» **EXERCISE MATERIALS**
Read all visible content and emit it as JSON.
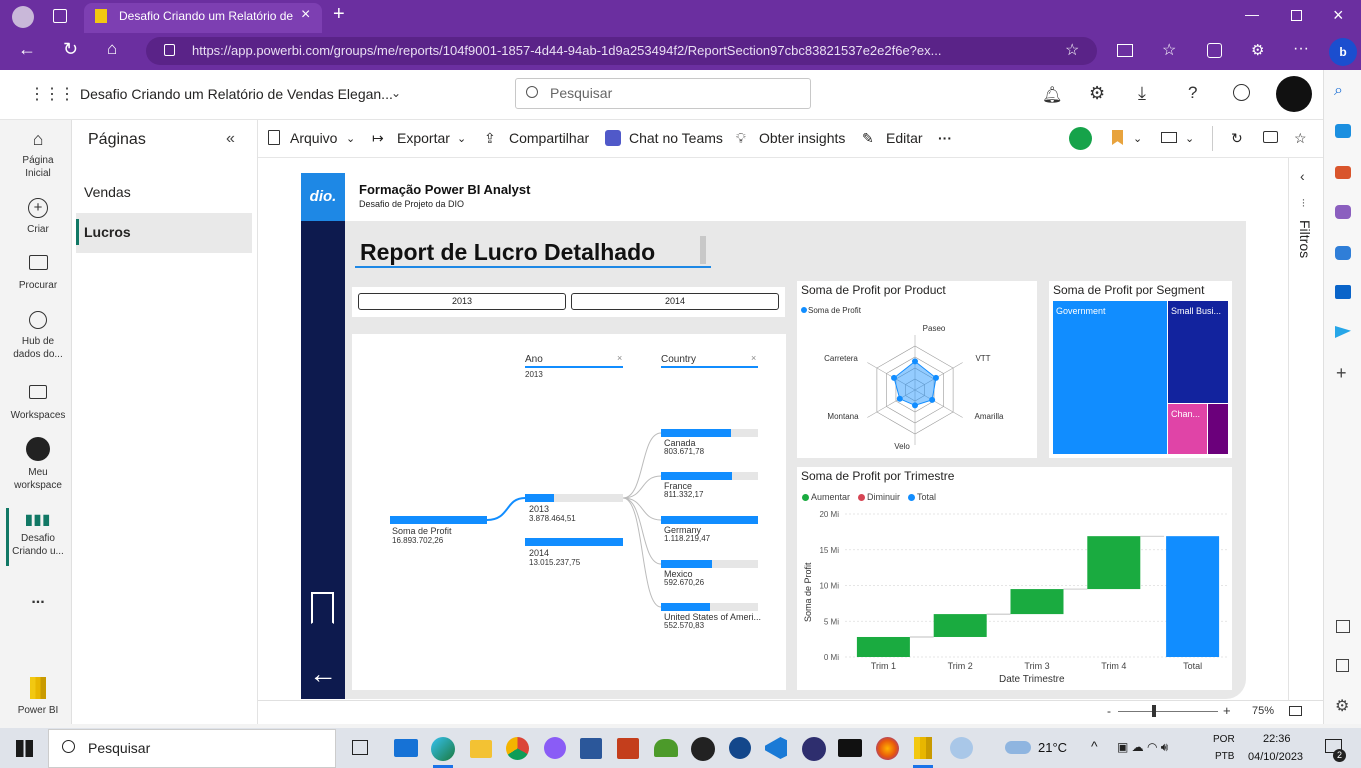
{
  "browser": {
    "tab_title": "Desafio Criando um Relatório de",
    "url": "https://app.powerbi.com/groups/me/reports/104f9001-1857-4d44-94ab-1d9a253494f2/ReportSection97cbc83821537e2e2f6e?ex..."
  },
  "header": {
    "report_title": "Desafio Criando um Relatório de Vendas Elegan...",
    "search_placeholder": "Pesquisar"
  },
  "leftnav": [
    {
      "label": "Página Inicial"
    },
    {
      "label": "Criar"
    },
    {
      "label": "Procurar"
    },
    {
      "label": "Hub de dados do..."
    },
    {
      "label": "Workspaces"
    },
    {
      "label": "Meu workspace"
    },
    {
      "label": "Desafio Criando u..."
    },
    {
      "label": "..."
    },
    {
      "label": "Power BI"
    }
  ],
  "pages": {
    "title": "Páginas",
    "items": [
      "Vendas",
      "Lucros"
    ]
  },
  "toolbar": {
    "arquivo": "Arquivo",
    "exportar": "Exportar",
    "compartilhar": "Compartilhar",
    "chat": "Chat no Teams",
    "insights": "Obter insights",
    "editar": "Editar",
    "more": "···"
  },
  "filters_label": "Filtros",
  "report": {
    "brand": "dio.",
    "title": "Formação Power BI Analyst",
    "subtitle": "Desafio de Projeto da DIO",
    "heading": "Report de Lucro Detalhado",
    "slicer": [
      "2013",
      "2014"
    ]
  },
  "tree": {
    "ano_label": "Ano",
    "ano_value": "2013",
    "country_label": "Country",
    "root_label": "Soma de Profit",
    "root_value": "16.893.702,26",
    "years": [
      {
        "label": "2013",
        "value": "3.878.464,51",
        "frac": 0.3
      },
      {
        "label": "2014",
        "value": "13.015.237,75",
        "frac": 1.0
      }
    ],
    "countries": [
      {
        "label": "Canada",
        "value": "803.671,78",
        "frac": 0.72
      },
      {
        "label": "France",
        "value": "811.332,17",
        "frac": 0.73
      },
      {
        "label": "Germany",
        "value": "1.118.219,47",
        "frac": 1.0
      },
      {
        "label": "Mexico",
        "value": "592.670,26",
        "frac": 0.53
      },
      {
        "label": "United States of Ameri...",
        "value": "552.570,83",
        "frac": 0.5
      }
    ]
  },
  "chart_data": [
    {
      "type": "radar",
      "title": "Soma de Profit por Product",
      "legend": "Soma de Profit",
      "axes": [
        "Paseo",
        "VTT",
        "Amarilla",
        "Velo",
        "Montana",
        "Carretera"
      ]
    },
    {
      "type": "treemap",
      "title": "Soma de Profit por Segment",
      "items": [
        {
          "label": "Government",
          "color": "#118DFF"
        },
        {
          "label": "Small Busi...",
          "color": "#12239E"
        },
        {
          "label": "Chan...",
          "color": "#E044A7"
        },
        {
          "label": "",
          "color": "#6B007B"
        }
      ]
    },
    {
      "type": "waterfall",
      "title": "Soma de Profit por Trimestre",
      "legend": [
        "Aumentar",
        "Diminuir",
        "Total"
      ],
      "colors": {
        "increase": "#1AAB40",
        "decrease": "#D64554",
        "total": "#118DFF"
      },
      "categories": [
        "Trim 1",
        "Trim 2",
        "Trim 3",
        "Trim 4",
        "Total"
      ],
      "values": [
        2.8,
        3.2,
        3.5,
        7.4,
        16.9
      ],
      "ylim": [
        0,
        20
      ],
      "yticks": [
        "0 Mi",
        "5 Mi",
        "10 Mi",
        "15 Mi",
        "20 Mi"
      ],
      "xlabel": "Date Trimestre",
      "ylabel": "Soma de Profit"
    }
  ],
  "status": {
    "zoom": "75%"
  },
  "taskbar": {
    "search": "Pesquisar",
    "weather": "21°C",
    "lang1": "POR",
    "lang2": "PTB",
    "time": "22:36",
    "date": "04/10/2023",
    "notif": "2"
  }
}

» **TASK OBJECTIVE**
All the records above need to be given again word for word. Skip the pictures.

» **CORRECT RESPONSE**
Read all visible content and emit it as JSON.
{
  "browser": {
    "tab_title": "Desafio Criando um Relatório de",
    "url": "https://app.powerbi.com/groups/me/reports/104f9001-1857-4d44-94ab-1d9a253494f2/ReportSection97cbc83821537e2e2f6e?ex..."
  },
  "header": {
    "report_title": "Desafio Criando um Relatório de Vendas Elegan...",
    "search_placeholder": "Pesquisar"
  },
  "leftnav": [
    {
      "label": "Página Inicial"
    },
    {
      "label": "Criar"
    },
    {
      "label": "Procurar"
    },
    {
      "label": "Hub de dados do..."
    },
    {
      "label": "Workspaces"
    },
    {
      "label": "Meu workspace"
    },
    {
      "label": "Desafio Criando u..."
    },
    {
      "label": "..."
    },
    {
      "label": "Power BI"
    }
  ],
  "pages": {
    "title": "Páginas",
    "items": [
      "Vendas",
      "Lucros"
    ]
  },
  "toolbar": {
    "arquivo": "Arquivo",
    "exportar": "Exportar",
    "compartilhar": "Compartilhar",
    "chat": "Chat no Teams",
    "insights": "Obter insights",
    "editar": "Editar",
    "more": "···"
  },
  "filters_label": "Filtros",
  "report": {
    "brand": "dio.",
    "title": "Formação Power BI Analyst",
    "subtitle": "Desafio de Projeto da DIO",
    "heading": "Report de Lucro Detalhado",
    "slicer": [
      "2013",
      "2014"
    ]
  },
  "tree": {
    "ano_label": "Ano",
    "ano_value": "2013",
    "country_label": "Country",
    "root_label": "Soma de Profit",
    "root_value": "16.893.702,26",
    "years": [
      {
        "label": "2013",
        "value": "3.878.464,51",
        "frac": 0.3
      },
      {
        "label": "2014",
        "value": "13.015.237,75",
        "frac": 1.0
      }
    ],
    "countries": [
      {
        "label": "Canada",
        "value": "803.671,78",
        "frac": 0.72
      },
      {
        "label": "France",
        "value": "811.332,17",
        "frac": 0.73
      },
      {
        "label": "Germany",
        "value": "1.118.219,47",
        "frac": 1.0
      },
      {
        "label": "Mexico",
        "value": "592.670,26",
        "frac": 0.53
      },
      {
        "label": "United States of Ameri...",
        "value": "552.570,83",
        "frac": 0.5
      }
    ]
  },
  "chart_data": [
    {
      "type": "radar",
      "title": "Soma de Profit por Product",
      "legend": "Soma de Profit",
      "axes": [
        "Paseo",
        "VTT",
        "Amarilla",
        "Velo",
        "Montana",
        "Carretera"
      ]
    },
    {
      "type": "treemap",
      "title": "Soma de Profit por Segment",
      "items": [
        {
          "label": "Government",
          "color": "#118DFF"
        },
        {
          "label": "Small Busi...",
          "color": "#12239E"
        },
        {
          "label": "Chan...",
          "color": "#E044A7"
        },
        {
          "label": "",
          "color": "#6B007B"
        }
      ]
    },
    {
      "type": "waterfall",
      "title": "Soma de Profit por Trimestre",
      "legend": [
        "Aumentar",
        "Diminuir",
        "Total"
      ],
      "colors": {
        "increase": "#1AAB40",
        "decrease": "#D64554",
        "total": "#118DFF"
      },
      "categories": [
        "Trim 1",
        "Trim 2",
        "Trim 3",
        "Trim 4",
        "Total"
      ],
      "values": [
        2.8,
        3.2,
        3.5,
        7.4,
        16.9
      ],
      "ylim": [
        0,
        20
      ],
      "yticks": [
        "0 Mi",
        "5 Mi",
        "10 Mi",
        "15 Mi",
        "20 Mi"
      ],
      "xlabel": "Date Trimestre",
      "ylabel": "Soma de Profit"
    }
  ],
  "status": {
    "zoom": "75%"
  },
  "taskbar": {
    "search": "Pesquisar",
    "weather": "21°C",
    "lang1": "POR",
    "lang2": "PTB",
    "time": "22:36",
    "date": "04/10/2023",
    "notif": "2"
  }
}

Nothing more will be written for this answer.